Beneath this task is a listing; retype all of it exactly.

## PROVIDED DATA:

-=-=-=-=-

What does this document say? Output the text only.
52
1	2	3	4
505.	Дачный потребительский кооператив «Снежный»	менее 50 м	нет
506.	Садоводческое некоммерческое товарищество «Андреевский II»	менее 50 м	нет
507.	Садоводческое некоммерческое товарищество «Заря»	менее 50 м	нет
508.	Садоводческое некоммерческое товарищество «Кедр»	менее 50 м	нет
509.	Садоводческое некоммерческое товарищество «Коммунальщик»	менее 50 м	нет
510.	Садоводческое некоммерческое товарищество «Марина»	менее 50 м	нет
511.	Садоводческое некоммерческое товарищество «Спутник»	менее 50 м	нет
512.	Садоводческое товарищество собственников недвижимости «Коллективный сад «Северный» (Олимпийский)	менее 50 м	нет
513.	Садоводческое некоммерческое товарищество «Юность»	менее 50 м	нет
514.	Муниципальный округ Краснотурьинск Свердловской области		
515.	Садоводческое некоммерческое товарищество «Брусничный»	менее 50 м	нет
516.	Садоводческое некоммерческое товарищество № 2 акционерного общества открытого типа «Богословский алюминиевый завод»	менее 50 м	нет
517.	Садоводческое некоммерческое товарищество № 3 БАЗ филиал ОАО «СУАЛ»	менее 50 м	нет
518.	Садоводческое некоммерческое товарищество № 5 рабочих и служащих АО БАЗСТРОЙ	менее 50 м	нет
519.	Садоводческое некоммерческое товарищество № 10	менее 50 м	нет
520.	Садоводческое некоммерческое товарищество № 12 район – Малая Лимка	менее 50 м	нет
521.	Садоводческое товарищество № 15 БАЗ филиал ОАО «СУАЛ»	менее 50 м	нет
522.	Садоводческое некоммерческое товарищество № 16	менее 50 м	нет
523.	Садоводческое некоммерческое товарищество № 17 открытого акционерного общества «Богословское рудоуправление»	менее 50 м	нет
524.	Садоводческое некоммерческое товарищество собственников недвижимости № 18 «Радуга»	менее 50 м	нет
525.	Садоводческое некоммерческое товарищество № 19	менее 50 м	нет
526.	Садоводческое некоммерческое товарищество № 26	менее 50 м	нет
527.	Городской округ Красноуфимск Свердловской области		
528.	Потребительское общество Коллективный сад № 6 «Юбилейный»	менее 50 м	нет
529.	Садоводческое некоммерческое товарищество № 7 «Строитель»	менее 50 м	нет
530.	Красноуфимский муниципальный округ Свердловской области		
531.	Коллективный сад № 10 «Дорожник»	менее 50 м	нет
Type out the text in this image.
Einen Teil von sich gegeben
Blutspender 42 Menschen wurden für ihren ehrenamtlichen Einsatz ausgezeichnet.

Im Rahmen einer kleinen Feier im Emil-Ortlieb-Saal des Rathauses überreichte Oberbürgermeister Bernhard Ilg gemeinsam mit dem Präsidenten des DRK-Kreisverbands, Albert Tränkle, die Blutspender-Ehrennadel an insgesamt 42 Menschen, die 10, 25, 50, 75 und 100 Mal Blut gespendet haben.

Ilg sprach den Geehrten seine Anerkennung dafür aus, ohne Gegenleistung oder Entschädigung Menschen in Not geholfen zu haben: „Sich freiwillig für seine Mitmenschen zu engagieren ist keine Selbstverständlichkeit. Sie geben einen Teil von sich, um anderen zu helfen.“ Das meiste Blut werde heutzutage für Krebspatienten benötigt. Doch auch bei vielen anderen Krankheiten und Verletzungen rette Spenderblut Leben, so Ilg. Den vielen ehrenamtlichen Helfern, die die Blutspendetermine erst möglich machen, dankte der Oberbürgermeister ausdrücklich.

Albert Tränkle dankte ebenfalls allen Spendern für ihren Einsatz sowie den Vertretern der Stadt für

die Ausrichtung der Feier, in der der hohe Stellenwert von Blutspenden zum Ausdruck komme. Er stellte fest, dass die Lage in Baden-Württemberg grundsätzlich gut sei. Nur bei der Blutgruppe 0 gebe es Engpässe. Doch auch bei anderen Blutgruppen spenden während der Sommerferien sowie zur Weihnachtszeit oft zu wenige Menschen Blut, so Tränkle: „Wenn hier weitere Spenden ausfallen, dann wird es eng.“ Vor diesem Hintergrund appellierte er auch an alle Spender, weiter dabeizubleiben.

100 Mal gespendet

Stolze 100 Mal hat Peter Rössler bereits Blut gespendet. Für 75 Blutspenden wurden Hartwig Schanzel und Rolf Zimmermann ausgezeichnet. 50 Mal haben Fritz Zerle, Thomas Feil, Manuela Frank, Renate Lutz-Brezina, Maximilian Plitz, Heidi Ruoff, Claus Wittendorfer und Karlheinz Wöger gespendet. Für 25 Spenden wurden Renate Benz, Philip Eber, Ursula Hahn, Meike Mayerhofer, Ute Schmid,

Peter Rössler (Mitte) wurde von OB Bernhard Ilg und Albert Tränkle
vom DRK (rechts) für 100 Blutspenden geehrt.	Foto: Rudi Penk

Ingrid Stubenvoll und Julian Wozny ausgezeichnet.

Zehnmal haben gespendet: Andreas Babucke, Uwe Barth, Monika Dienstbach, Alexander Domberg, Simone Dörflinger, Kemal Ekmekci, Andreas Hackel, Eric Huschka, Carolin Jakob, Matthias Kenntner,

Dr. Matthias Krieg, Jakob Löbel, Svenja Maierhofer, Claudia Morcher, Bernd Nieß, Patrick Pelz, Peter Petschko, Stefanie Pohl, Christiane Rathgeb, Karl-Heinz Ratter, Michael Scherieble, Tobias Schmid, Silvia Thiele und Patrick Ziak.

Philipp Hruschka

-=-=-=-=-

## FULL OUTPUT:
What does this document say? Output the text only.
52
1	2	3	4
505.	Дачный потребительский кооператив «Снежный»	менее 50 м	нет
506.	Садоводческое некоммерческое товарищество «Андреевский II»	менее 50 м	нет
507.	Садоводческое некоммерческое товарищество «Заря»	менее 50 м	нет
508.	Садоводческое некоммерческое товарищество «Кедр»	менее 50 м	нет
509.	Садоводческое некоммерческое товарищество «Коммунальщик»	менее 50 м	нет
510.	Садоводческое некоммерческое товарищество «Марина»	менее 50 м	нет
511.	Садоводческое некоммерческое товарищество «Спутник»	менее 50 м	нет
512.	Садоводческое товарищество собственников недвижимости «Коллективный сад «Северный» (Олимпийский)	менее 50 м	нет
513.	Садоводческое некоммерческое товарищество «Юность»	менее 50 м	нет
514.	Муниципальный округ Краснотурьинск Свердловской области		
515.	Садоводческое некоммерческое товарищество «Брусничный»	менее 50 м	нет
516.	Садоводческое некоммерческое товарищество № 2 акционерного общества открытого типа «Богословский алюминиевый завод»	менее 50 м	нет
517.	Садоводческое некоммерческое товарищество № 3 БАЗ филиал ОАО «СУАЛ»	менее 50 м	нет
518.	Садоводческое некоммерческое товарищество № 5 рабочих и служащих АО БАЗСТРОЙ	менее 50 м	нет
519.	Садоводческое некоммерческое товарищество № 10	менее 50 м	нет
520.	Садоводческое некоммерческое товарищество № 12 район – Малая Лимка	менее 50 м	нет
521.	Садоводческое товарищество № 15 БАЗ филиал ОАО «СУАЛ»	менее 50 м	нет
522.	Садоводческое некоммерческое товарищество № 16	менее 50 м	нет
523.	Садоводческое некоммерческое товарищество № 17 открытого акционерного общества «Богословское рудоуправление»	менее 50 м	нет
524.	Садоводческое некоммерческое товарищество собственников недвижимости № 18 «Радуга»	менее 50 м	нет
525.	Садоводческое некоммерческое товарищество № 19	менее 50 м	нет
526.	Садоводческое некоммерческое товарищество № 26	менее 50 м	нет
527.	Городской округ Красноуфимск Свердловской области		
528.	Потребительское общество Коллективный сад № 6 «Юбилейный»	менее 50 м	нет
529.	Садоводческое некоммерческое товарищество № 7 «Строитель»	менее 50 м	нет
530.	Красноуфимский муниципальный округ Свердловской области		
531.	Коллективный сад № 10 «Дорожник»	менее 50 м	нет
Type out the text in this image.
Einen Teil von sich gegeben
Blutspender 42 Menschen wurden für ihren ehrenamtlichen Einsatz ausgezeichnet.

Im Rahmen einer kleinen Feier im Emil-Ortlieb-Saal des Rathauses überreichte Oberbürgermeister Bernhard Ilg gemeinsam mit dem Präsidenten des DRK-Kreisverbands, Albert Tränkle, die Blutspender-Ehrennadel an insgesamt 42 Menschen, die 10, 25, 50, 75 und 100 Mal Blut gespendet haben.

Ilg sprach den Geehrten seine Anerkennung dafür aus, ohne Gegenleistung oder Entschädigung Menschen in Not geholfen zu haben: „Sich freiwillig für seine Mitmenschen zu engagieren ist keine Selbstverständlichkeit. Sie geben einen Teil von sich, um anderen zu helfen.“ Das meiste Blut werde heutzutage für Krebspatienten benötigt. Doch auch bei vielen anderen Krankheiten und Verletzungen rette Spenderblut Leben, so Ilg. Den vielen ehrenamtlichen Helfern, die die Blutspendetermine erst möglich machen, dankte der Oberbürgermeister ausdrücklich.

Albert Tränkle dankte ebenfalls allen Spendern für ihren Einsatz sowie den Vertretern der Stadt für

die Ausrichtung der Feier, in der der hohe Stellenwert von Blutspenden zum Ausdruck komme. Er stellte fest, dass die Lage in Baden-Württemberg grundsätzlich gut sei. Nur bei der Blutgruppe 0 gebe es Engpässe. Doch auch bei anderen Blutgruppen spenden während der Sommerferien sowie zur Weihnachtszeit oft zu wenige Menschen Blut, so Tränkle: „Wenn hier weitere Spenden ausfallen, dann wird es eng.“ Vor diesem Hintergrund appellierte er auch an alle Spender, weiter dabeizubleiben.

100 Mal gespendet

Stolze 100 Mal hat Peter Rössler bereits Blut gespendet. Für 75 Blutspenden wurden Hartwig Schanzel und Rolf Zimmermann ausgezeichnet. 50 Mal haben Fritz Zerle, Thomas Feil, Manuela Frank, Renate Lutz-Brezina, Maximilian Plitz, Heidi Ruoff, Claus Wittendorfer und Karlheinz Wöger gespendet. Für 25 Spenden wurden Renate Benz, Philip Eber, Ursula Hahn, Meike Mayerhofer, Ute Schmid,

Peter Rössler (Mitte) wurde von OB Bernhard Ilg und Albert Tränkle
vom DRK (rechts) für 100 Blutspenden geehrt.	Foto: Rudi Penk

Ingrid Stubenvoll und Julian Wozny ausgezeichnet.

Zehnmal haben gespendet: Andreas Babucke, Uwe Barth, Monika Dienstbach, Alexander Domberg, Simone Dörflinger, Kemal Ekmekci, Andreas Hackel, Eric Huschka, Carolin Jakob, Matthias Kenntner,

Dr. Matthias Krieg, Jakob Löbel, Svenja Maierhofer, Claudia Morcher, Bernd Nieß, Patrick Pelz, Peter Petschko, Stefanie Pohl, Christiane Rathgeb, Karl-Heinz Ratter, Michael Scherieble, Tobias Schmid, Silvia Thiele und Patrick Ziak.

Philipp Hruschka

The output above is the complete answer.